### What you should do
Where a line below holds the string "value", copy that line.

### Supplied records
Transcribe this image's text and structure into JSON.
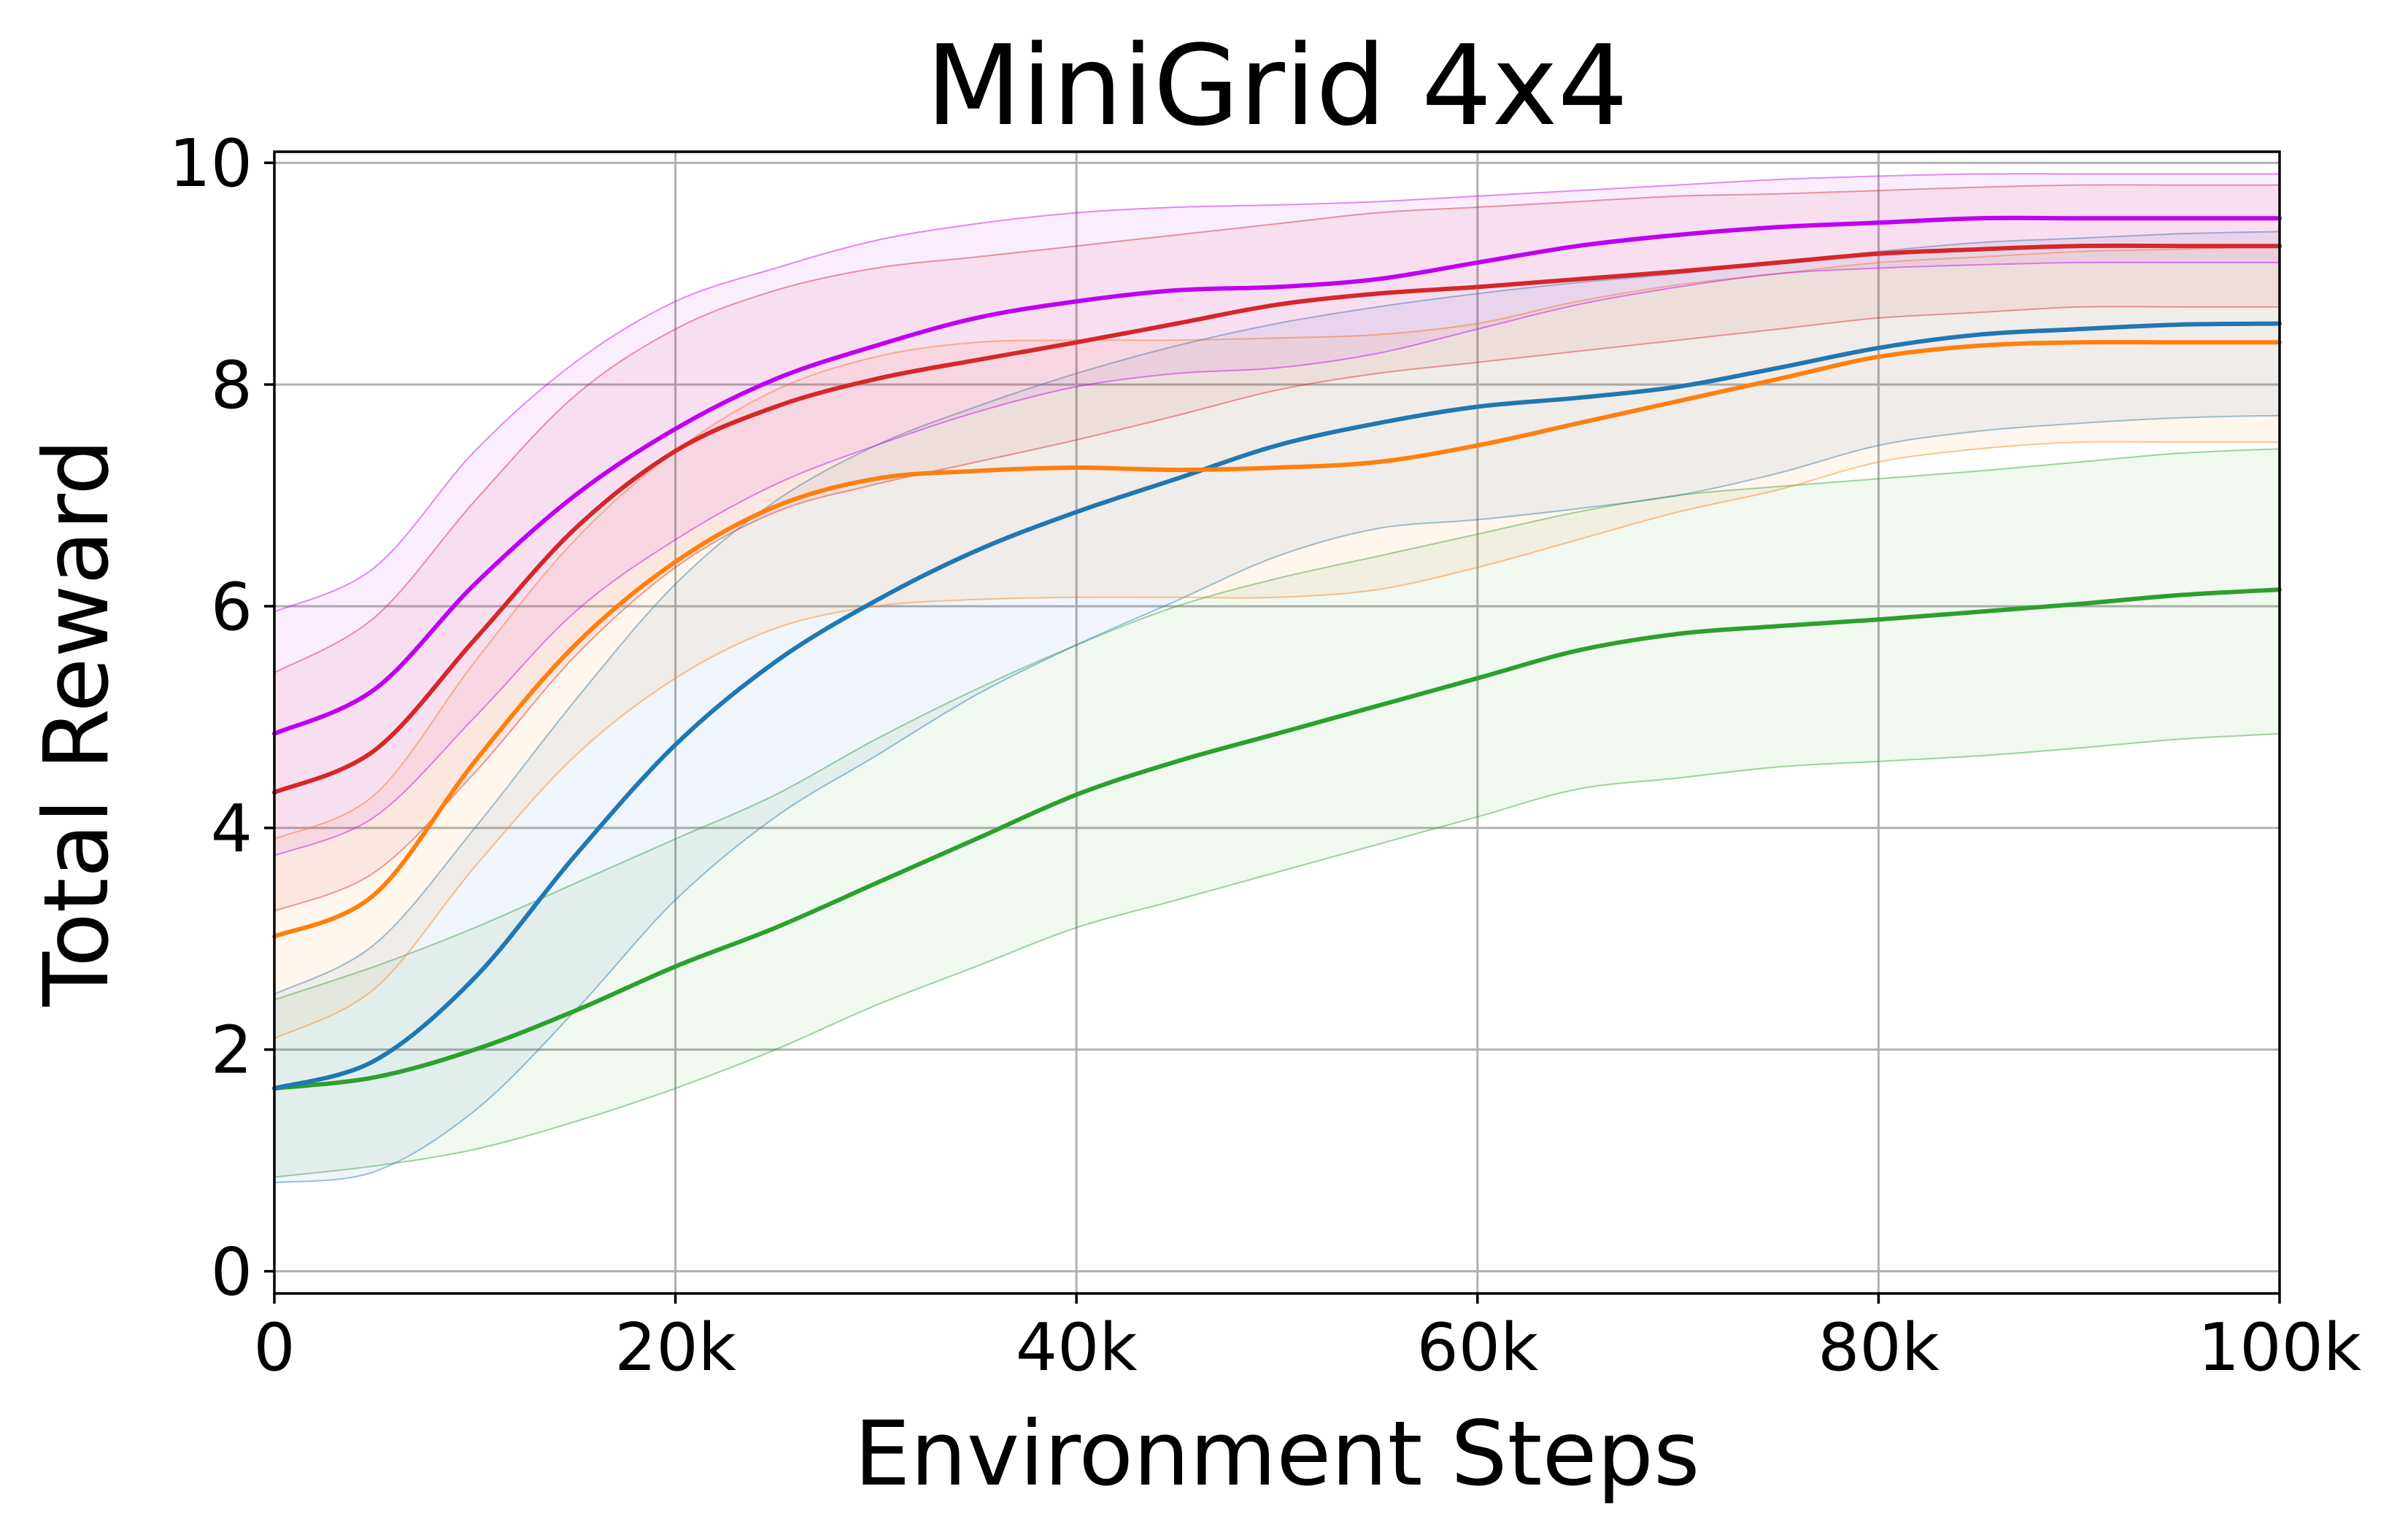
{
  "chart_data": {
    "type": "line",
    "title": "MiniGrid 4x4",
    "xlabel": "Environment Steps",
    "ylabel": "Total Reward",
    "xlim": [
      0,
      100000
    ],
    "ylim": [
      -0.2,
      10.1
    ],
    "grid": true,
    "legend": "none",
    "x_ticks": [
      {
        "value": 0,
        "label": "0"
      },
      {
        "value": 20000,
        "label": "20k"
      },
      {
        "value": 40000,
        "label": "40k"
      },
      {
        "value": 60000,
        "label": "60k"
      },
      {
        "value": 80000,
        "label": "80k"
      },
      {
        "value": 100000,
        "label": "100k"
      }
    ],
    "y_ticks": [
      {
        "value": 0,
        "label": "0"
      },
      {
        "value": 2,
        "label": "2"
      },
      {
        "value": 4,
        "label": "4"
      },
      {
        "value": 6,
        "label": "6"
      },
      {
        "value": 8,
        "label": "8"
      },
      {
        "value": 10,
        "label": "10"
      }
    ],
    "x": [
      0,
      5000,
      10000,
      15000,
      20000,
      25000,
      30000,
      35000,
      40000,
      45000,
      50000,
      55000,
      60000,
      65000,
      70000,
      75000,
      80000,
      85000,
      90000,
      95000,
      100000
    ],
    "series": [
      {
        "color": "#2ca02c",
        "mean": [
          1.65,
          1.75,
          2.0,
          2.35,
          2.75,
          3.1,
          3.5,
          3.9,
          4.3,
          4.6,
          4.85,
          5.1,
          5.35,
          5.6,
          5.75,
          5.82,
          5.88,
          5.95,
          6.02,
          6.1,
          6.15
        ],
        "upper": [
          2.45,
          2.75,
          3.1,
          3.5,
          3.9,
          4.3,
          4.8,
          5.25,
          5.65,
          6.0,
          6.25,
          6.45,
          6.65,
          6.85,
          7.0,
          7.08,
          7.15,
          7.22,
          7.3,
          7.38,
          7.42
        ],
        "lower": [
          0.85,
          0.95,
          1.1,
          1.35,
          1.65,
          2.0,
          2.4,
          2.75,
          3.1,
          3.35,
          3.6,
          3.85,
          4.1,
          4.35,
          4.45,
          4.55,
          4.6,
          4.65,
          4.72,
          4.8,
          4.85
        ]
      },
      {
        "color": "#1f77b4",
        "mean": [
          1.65,
          1.9,
          2.65,
          3.75,
          4.75,
          5.5,
          6.05,
          6.5,
          6.85,
          7.15,
          7.45,
          7.65,
          7.8,
          7.88,
          7.98,
          8.15,
          8.33,
          8.45,
          8.5,
          8.54,
          8.55
        ],
        "upper": [
          2.5,
          2.95,
          4.0,
          5.15,
          6.2,
          6.95,
          7.45,
          7.8,
          8.1,
          8.35,
          8.55,
          8.7,
          8.82,
          8.92,
          9.0,
          9.1,
          9.2,
          9.28,
          9.32,
          9.36,
          9.38
        ],
        "lower": [
          0.8,
          0.9,
          1.45,
          2.35,
          3.35,
          4.1,
          4.65,
          5.2,
          5.65,
          6.05,
          6.45,
          6.7,
          6.78,
          6.88,
          7.0,
          7.2,
          7.45,
          7.58,
          7.65,
          7.7,
          7.72
        ]
      },
      {
        "color": "#ff7f0e",
        "mean": [
          3.02,
          3.4,
          4.6,
          5.65,
          6.4,
          6.9,
          7.15,
          7.22,
          7.25,
          7.23,
          7.25,
          7.3,
          7.45,
          7.65,
          7.85,
          8.05,
          8.25,
          8.35,
          8.38,
          8.38,
          8.38
        ],
        "upper": [
          3.9,
          4.3,
          5.5,
          6.6,
          7.4,
          7.95,
          8.25,
          8.38,
          8.4,
          8.4,
          8.42,
          8.45,
          8.55,
          8.75,
          8.9,
          9.0,
          9.1,
          9.15,
          9.2,
          9.22,
          9.25
        ],
        "lower": [
          2.1,
          2.55,
          3.65,
          4.65,
          5.35,
          5.8,
          6.0,
          6.06,
          6.08,
          6.08,
          6.08,
          6.15,
          6.35,
          6.6,
          6.85,
          7.05,
          7.3,
          7.42,
          7.48,
          7.48,
          7.48
        ]
      },
      {
        "color": "#d62728",
        "mean": [
          4.32,
          4.7,
          5.7,
          6.7,
          7.4,
          7.8,
          8.05,
          8.22,
          8.38,
          8.55,
          8.72,
          8.82,
          8.88,
          8.95,
          9.02,
          9.1,
          9.18,
          9.22,
          9.25,
          9.25,
          9.25
        ],
        "upper": [
          5.4,
          5.9,
          6.95,
          7.9,
          8.5,
          8.85,
          9.05,
          9.15,
          9.25,
          9.35,
          9.45,
          9.55,
          9.6,
          9.65,
          9.7,
          9.72,
          9.75,
          9.78,
          9.8,
          9.8,
          9.8
        ],
        "lower": [
          3.25,
          3.6,
          4.5,
          5.55,
          6.35,
          6.85,
          7.1,
          7.3,
          7.5,
          7.72,
          7.95,
          8.1,
          8.2,
          8.3,
          8.4,
          8.5,
          8.6,
          8.65,
          8.7,
          8.7,
          8.7
        ]
      },
      {
        "color": "#bf00f0",
        "mean": [
          4.85,
          5.25,
          6.2,
          7.0,
          7.6,
          8.05,
          8.35,
          8.6,
          8.75,
          8.85,
          8.88,
          8.95,
          9.1,
          9.25,
          9.35,
          9.42,
          9.46,
          9.5,
          9.5,
          9.5,
          9.5
        ],
        "upper": [
          5.95,
          6.35,
          7.4,
          8.2,
          8.75,
          9.05,
          9.3,
          9.45,
          9.55,
          9.6,
          9.62,
          9.65,
          9.7,
          9.75,
          9.8,
          9.85,
          9.88,
          9.9,
          9.9,
          9.9,
          9.9
        ],
        "lower": [
          3.75,
          4.1,
          5.0,
          5.95,
          6.6,
          7.1,
          7.45,
          7.75,
          7.98,
          8.1,
          8.15,
          8.28,
          8.5,
          8.72,
          8.88,
          9.0,
          9.05,
          9.08,
          9.1,
          9.1,
          9.1
        ]
      }
    ]
  }
}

### Final result
        "value": 0,
        "value": 20000,
        "value": 40000,
        "value": 60000,
        "value": 80000,
        "value": 100000,
        "value": 0,
        "value": 2,
        "value": 4,
        "value": 6,
        "value": 8,
        "value": 10,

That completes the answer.